[Start]

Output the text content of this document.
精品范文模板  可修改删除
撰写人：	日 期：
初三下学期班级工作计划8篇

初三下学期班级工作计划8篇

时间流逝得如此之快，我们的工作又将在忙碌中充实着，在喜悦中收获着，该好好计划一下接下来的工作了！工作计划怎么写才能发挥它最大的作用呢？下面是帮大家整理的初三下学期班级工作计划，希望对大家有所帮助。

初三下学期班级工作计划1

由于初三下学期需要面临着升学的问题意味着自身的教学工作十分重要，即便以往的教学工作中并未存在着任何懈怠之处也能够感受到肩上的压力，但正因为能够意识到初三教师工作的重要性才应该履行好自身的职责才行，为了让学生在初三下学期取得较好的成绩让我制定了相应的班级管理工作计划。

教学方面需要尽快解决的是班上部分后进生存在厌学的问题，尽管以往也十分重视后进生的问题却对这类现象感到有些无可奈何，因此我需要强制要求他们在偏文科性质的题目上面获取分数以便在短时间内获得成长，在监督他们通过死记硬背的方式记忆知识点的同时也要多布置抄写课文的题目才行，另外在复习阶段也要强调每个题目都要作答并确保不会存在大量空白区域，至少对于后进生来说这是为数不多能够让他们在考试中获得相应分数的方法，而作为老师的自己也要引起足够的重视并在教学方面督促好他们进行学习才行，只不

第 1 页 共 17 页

[End]

WHAT IS NEEDED :: Reproduce each entry from the records above, character for character.

TASK ANSWER ::
Output the text content of this document.
精品范文模板  可修改删除
撰写人：	日 期：
初三下学期班级工作计划8篇

初三下学期班级工作计划8篇

时间流逝得如此之快，我们的工作又将在忙碌中充实着，在喜悦中收获着，该好好计划一下接下来的工作了！工作计划怎么写才能发挥它最大的作用呢？下面是帮大家整理的初三下学期班级工作计划，希望对大家有所帮助。

初三下学期班级工作计划1

由于初三下学期需要面临着升学的问题意味着自身的教学工作十分重要，即便以往的教学工作中并未存在着任何懈怠之处也能够感受到肩上的压力，但正因为能够意识到初三教师工作的重要性才应该履行好自身的职责才行，为了让学生在初三下学期取得较好的成绩让我制定了相应的班级管理工作计划。

教学方面需要尽快解决的是班上部分后进生存在厌学的问题，尽管以往也十分重视后进生的问题却对这类现象感到有些无可奈何，因此我需要强制要求他们在偏文科性质的题目上面获取分数以便在短时间内获得成长，在监督他们通过死记硬背的方式记忆知识点的同时也要多布置抄写课文的题目才行，另外在复习阶段也要强调每个题目都要作答并确保不会存在大量空白区域，至少对于后进生来说这是为数不多能够让他们在考试中获得相应分数的方法，而作为老师的自己也要引起足够的重视并在教学方面督促好他们进行学习才行，只不

第 1 页 共 17 页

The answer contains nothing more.